* begin *

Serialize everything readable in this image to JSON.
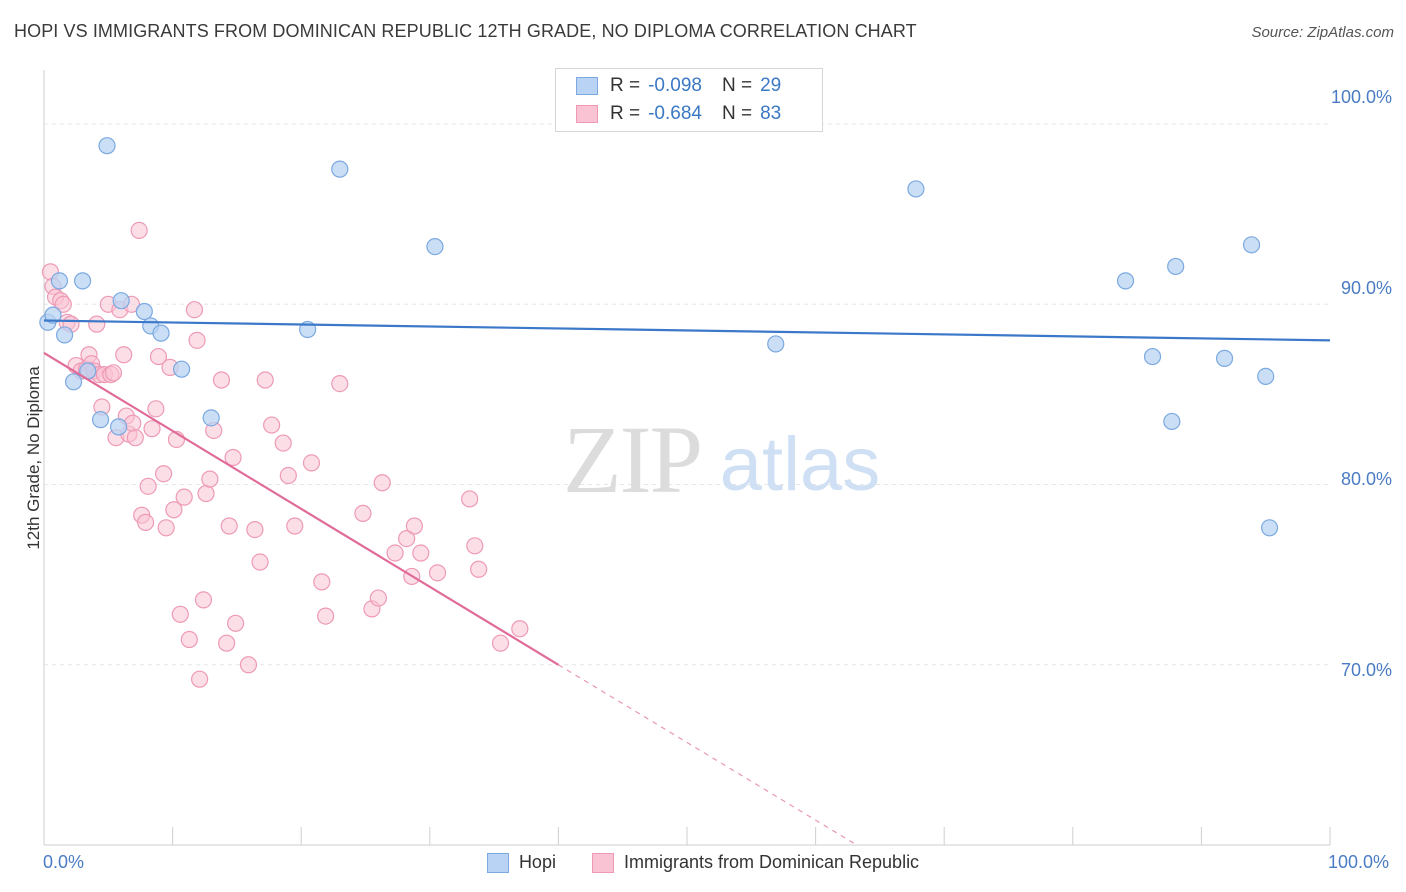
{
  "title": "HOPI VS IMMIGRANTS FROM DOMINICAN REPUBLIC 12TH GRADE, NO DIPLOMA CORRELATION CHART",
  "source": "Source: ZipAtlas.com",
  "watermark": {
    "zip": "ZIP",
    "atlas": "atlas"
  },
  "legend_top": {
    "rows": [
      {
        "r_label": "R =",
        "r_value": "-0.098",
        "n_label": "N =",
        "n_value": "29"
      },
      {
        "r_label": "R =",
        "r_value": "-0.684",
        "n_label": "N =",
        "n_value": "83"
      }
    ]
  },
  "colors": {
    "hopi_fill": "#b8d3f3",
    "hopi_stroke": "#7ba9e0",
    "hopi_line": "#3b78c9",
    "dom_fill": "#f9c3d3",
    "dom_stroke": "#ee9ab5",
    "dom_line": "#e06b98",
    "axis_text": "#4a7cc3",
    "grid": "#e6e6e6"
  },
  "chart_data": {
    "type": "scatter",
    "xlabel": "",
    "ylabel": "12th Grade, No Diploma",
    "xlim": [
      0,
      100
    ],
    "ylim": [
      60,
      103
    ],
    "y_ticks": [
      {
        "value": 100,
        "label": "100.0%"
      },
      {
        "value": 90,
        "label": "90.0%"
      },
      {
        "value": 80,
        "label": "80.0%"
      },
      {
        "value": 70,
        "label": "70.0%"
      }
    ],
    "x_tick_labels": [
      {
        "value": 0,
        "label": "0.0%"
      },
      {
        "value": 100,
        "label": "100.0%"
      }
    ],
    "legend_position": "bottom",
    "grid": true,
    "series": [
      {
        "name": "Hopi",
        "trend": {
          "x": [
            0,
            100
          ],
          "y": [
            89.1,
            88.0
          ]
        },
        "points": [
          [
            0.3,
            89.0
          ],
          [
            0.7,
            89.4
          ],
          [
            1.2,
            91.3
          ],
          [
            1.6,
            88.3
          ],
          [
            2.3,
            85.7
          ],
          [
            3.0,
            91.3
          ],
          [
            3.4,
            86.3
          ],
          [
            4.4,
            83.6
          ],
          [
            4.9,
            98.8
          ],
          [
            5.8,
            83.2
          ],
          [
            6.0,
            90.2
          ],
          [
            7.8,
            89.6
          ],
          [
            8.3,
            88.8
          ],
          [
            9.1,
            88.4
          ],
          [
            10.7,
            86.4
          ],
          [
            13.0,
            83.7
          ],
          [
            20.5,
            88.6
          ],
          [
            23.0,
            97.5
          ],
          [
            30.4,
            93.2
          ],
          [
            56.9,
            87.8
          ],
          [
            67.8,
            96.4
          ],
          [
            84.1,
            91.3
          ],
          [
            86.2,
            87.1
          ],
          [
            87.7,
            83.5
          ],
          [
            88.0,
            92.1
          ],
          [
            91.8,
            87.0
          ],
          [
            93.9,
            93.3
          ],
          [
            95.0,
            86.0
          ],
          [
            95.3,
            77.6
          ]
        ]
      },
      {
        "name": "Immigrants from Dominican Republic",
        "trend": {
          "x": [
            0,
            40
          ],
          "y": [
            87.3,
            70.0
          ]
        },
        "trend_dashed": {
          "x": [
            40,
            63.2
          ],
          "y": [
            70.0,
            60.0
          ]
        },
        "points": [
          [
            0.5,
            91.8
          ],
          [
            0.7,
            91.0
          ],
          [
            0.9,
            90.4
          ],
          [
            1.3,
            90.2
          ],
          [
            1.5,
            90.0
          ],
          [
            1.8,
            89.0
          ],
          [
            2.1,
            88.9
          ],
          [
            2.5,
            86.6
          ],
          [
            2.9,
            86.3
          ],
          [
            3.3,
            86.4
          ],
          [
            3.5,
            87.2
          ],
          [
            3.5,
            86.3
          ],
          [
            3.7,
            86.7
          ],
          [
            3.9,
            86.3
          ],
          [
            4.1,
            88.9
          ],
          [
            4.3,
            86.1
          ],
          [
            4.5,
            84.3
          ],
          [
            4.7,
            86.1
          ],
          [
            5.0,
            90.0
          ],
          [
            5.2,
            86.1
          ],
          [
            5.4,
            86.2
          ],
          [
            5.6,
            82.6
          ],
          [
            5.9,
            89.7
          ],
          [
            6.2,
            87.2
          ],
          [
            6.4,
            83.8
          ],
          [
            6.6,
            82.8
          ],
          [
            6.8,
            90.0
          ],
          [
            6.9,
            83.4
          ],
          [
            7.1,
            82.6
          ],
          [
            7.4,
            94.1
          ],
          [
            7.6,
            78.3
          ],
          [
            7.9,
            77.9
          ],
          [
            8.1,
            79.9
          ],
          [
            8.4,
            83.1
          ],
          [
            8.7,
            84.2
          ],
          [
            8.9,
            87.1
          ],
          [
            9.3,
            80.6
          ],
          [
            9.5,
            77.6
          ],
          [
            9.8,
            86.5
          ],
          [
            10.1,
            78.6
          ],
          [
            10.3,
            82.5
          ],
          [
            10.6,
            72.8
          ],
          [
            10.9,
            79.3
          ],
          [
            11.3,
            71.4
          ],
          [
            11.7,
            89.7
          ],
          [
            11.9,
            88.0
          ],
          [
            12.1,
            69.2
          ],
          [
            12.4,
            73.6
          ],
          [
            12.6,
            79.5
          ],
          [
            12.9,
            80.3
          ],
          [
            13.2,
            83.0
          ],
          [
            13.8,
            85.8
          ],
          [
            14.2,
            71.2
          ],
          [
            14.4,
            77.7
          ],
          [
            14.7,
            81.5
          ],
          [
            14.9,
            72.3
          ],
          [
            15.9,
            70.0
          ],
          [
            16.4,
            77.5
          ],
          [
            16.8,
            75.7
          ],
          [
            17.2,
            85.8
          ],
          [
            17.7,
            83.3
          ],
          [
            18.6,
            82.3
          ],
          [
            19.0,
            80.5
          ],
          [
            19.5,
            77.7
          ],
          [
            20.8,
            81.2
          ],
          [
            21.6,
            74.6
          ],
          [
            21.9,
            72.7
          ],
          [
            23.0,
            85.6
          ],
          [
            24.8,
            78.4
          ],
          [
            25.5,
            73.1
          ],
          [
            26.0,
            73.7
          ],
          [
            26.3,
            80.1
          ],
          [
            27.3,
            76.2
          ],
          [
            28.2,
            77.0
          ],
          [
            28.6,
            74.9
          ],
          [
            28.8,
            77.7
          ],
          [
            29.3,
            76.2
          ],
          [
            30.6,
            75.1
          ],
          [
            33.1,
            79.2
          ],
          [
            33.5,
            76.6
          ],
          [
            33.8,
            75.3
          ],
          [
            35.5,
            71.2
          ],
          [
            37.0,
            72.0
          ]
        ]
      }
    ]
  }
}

* end *

**SET PROBLEM:**
Leave out the pictures and transcribe the entries above exactly.

**SOLVED PROBLEM:**
Serialize everything readable in this image to JSON.
{
  "title": "HOPI VS IMMIGRANTS FROM DOMINICAN REPUBLIC 12TH GRADE, NO DIPLOMA CORRELATION CHART",
  "source": "Source: ZipAtlas.com",
  "watermark": {
    "zip": "ZIP",
    "atlas": "atlas"
  },
  "legend_top": {
    "rows": [
      {
        "r_label": "R =",
        "r_value": "-0.098",
        "n_label": "N =",
        "n_value": "29"
      },
      {
        "r_label": "R =",
        "r_value": "-0.684",
        "n_label": "N =",
        "n_value": "83"
      }
    ]
  },
  "colors": {
    "hopi_fill": "#b8d3f3",
    "hopi_stroke": "#7ba9e0",
    "hopi_line": "#3b78c9",
    "dom_fill": "#f9c3d3",
    "dom_stroke": "#ee9ab5",
    "dom_line": "#e06b98",
    "axis_text": "#4a7cc3",
    "grid": "#e6e6e6"
  },
  "chart_data": {
    "type": "scatter",
    "xlabel": "",
    "ylabel": "12th Grade, No Diploma",
    "xlim": [
      0,
      100
    ],
    "ylim": [
      60,
      103
    ],
    "y_ticks": [
      {
        "value": 100,
        "label": "100.0%"
      },
      {
        "value": 90,
        "label": "90.0%"
      },
      {
        "value": 80,
        "label": "80.0%"
      },
      {
        "value": 70,
        "label": "70.0%"
      }
    ],
    "x_tick_labels": [
      {
        "value": 0,
        "label": "0.0%"
      },
      {
        "value": 100,
        "label": "100.0%"
      }
    ],
    "legend_position": "bottom",
    "grid": true,
    "series": [
      {
        "name": "Hopi",
        "trend": {
          "x": [
            0,
            100
          ],
          "y": [
            89.1,
            88.0
          ]
        },
        "points": [
          [
            0.3,
            89.0
          ],
          [
            0.7,
            89.4
          ],
          [
            1.2,
            91.3
          ],
          [
            1.6,
            88.3
          ],
          [
            2.3,
            85.7
          ],
          [
            3.0,
            91.3
          ],
          [
            3.4,
            86.3
          ],
          [
            4.4,
            83.6
          ],
          [
            4.9,
            98.8
          ],
          [
            5.8,
            83.2
          ],
          [
            6.0,
            90.2
          ],
          [
            7.8,
            89.6
          ],
          [
            8.3,
            88.8
          ],
          [
            9.1,
            88.4
          ],
          [
            10.7,
            86.4
          ],
          [
            13.0,
            83.7
          ],
          [
            20.5,
            88.6
          ],
          [
            23.0,
            97.5
          ],
          [
            30.4,
            93.2
          ],
          [
            56.9,
            87.8
          ],
          [
            67.8,
            96.4
          ],
          [
            84.1,
            91.3
          ],
          [
            86.2,
            87.1
          ],
          [
            87.7,
            83.5
          ],
          [
            88.0,
            92.1
          ],
          [
            91.8,
            87.0
          ],
          [
            93.9,
            93.3
          ],
          [
            95.0,
            86.0
          ],
          [
            95.3,
            77.6
          ]
        ]
      },
      {
        "name": "Immigrants from Dominican Republic",
        "trend": {
          "x": [
            0,
            40
          ],
          "y": [
            87.3,
            70.0
          ]
        },
        "trend_dashed": {
          "x": [
            40,
            63.2
          ],
          "y": [
            70.0,
            60.0
          ]
        },
        "points": [
          [
            0.5,
            91.8
          ],
          [
            0.7,
            91.0
          ],
          [
            0.9,
            90.4
          ],
          [
            1.3,
            90.2
          ],
          [
            1.5,
            90.0
          ],
          [
            1.8,
            89.0
          ],
          [
            2.1,
            88.9
          ],
          [
            2.5,
            86.6
          ],
          [
            2.9,
            86.3
          ],
          [
            3.3,
            86.4
          ],
          [
            3.5,
            87.2
          ],
          [
            3.5,
            86.3
          ],
          [
            3.7,
            86.7
          ],
          [
            3.9,
            86.3
          ],
          [
            4.1,
            88.9
          ],
          [
            4.3,
            86.1
          ],
          [
            4.5,
            84.3
          ],
          [
            4.7,
            86.1
          ],
          [
            5.0,
            90.0
          ],
          [
            5.2,
            86.1
          ],
          [
            5.4,
            86.2
          ],
          [
            5.6,
            82.6
          ],
          [
            5.9,
            89.7
          ],
          [
            6.2,
            87.2
          ],
          [
            6.4,
            83.8
          ],
          [
            6.6,
            82.8
          ],
          [
            6.8,
            90.0
          ],
          [
            6.9,
            83.4
          ],
          [
            7.1,
            82.6
          ],
          [
            7.4,
            94.1
          ],
          [
            7.6,
            78.3
          ],
          [
            7.9,
            77.9
          ],
          [
            8.1,
            79.9
          ],
          [
            8.4,
            83.1
          ],
          [
            8.7,
            84.2
          ],
          [
            8.9,
            87.1
          ],
          [
            9.3,
            80.6
          ],
          [
            9.5,
            77.6
          ],
          [
            9.8,
            86.5
          ],
          [
            10.1,
            78.6
          ],
          [
            10.3,
            82.5
          ],
          [
            10.6,
            72.8
          ],
          [
            10.9,
            79.3
          ],
          [
            11.3,
            71.4
          ],
          [
            11.7,
            89.7
          ],
          [
            11.9,
            88.0
          ],
          [
            12.1,
            69.2
          ],
          [
            12.4,
            73.6
          ],
          [
            12.6,
            79.5
          ],
          [
            12.9,
            80.3
          ],
          [
            13.2,
            83.0
          ],
          [
            13.8,
            85.8
          ],
          [
            14.2,
            71.2
          ],
          [
            14.4,
            77.7
          ],
          [
            14.7,
            81.5
          ],
          [
            14.9,
            72.3
          ],
          [
            15.9,
            70.0
          ],
          [
            16.4,
            77.5
          ],
          [
            16.8,
            75.7
          ],
          [
            17.2,
            85.8
          ],
          [
            17.7,
            83.3
          ],
          [
            18.6,
            82.3
          ],
          [
            19.0,
            80.5
          ],
          [
            19.5,
            77.7
          ],
          [
            20.8,
            81.2
          ],
          [
            21.6,
            74.6
          ],
          [
            21.9,
            72.7
          ],
          [
            23.0,
            85.6
          ],
          [
            24.8,
            78.4
          ],
          [
            25.5,
            73.1
          ],
          [
            26.0,
            73.7
          ],
          [
            26.3,
            80.1
          ],
          [
            27.3,
            76.2
          ],
          [
            28.2,
            77.0
          ],
          [
            28.6,
            74.9
          ],
          [
            28.8,
            77.7
          ],
          [
            29.3,
            76.2
          ],
          [
            30.6,
            75.1
          ],
          [
            33.1,
            79.2
          ],
          [
            33.5,
            76.6
          ],
          [
            33.8,
            75.3
          ],
          [
            35.5,
            71.2
          ],
          [
            37.0,
            72.0
          ]
        ]
      }
    ]
  }
}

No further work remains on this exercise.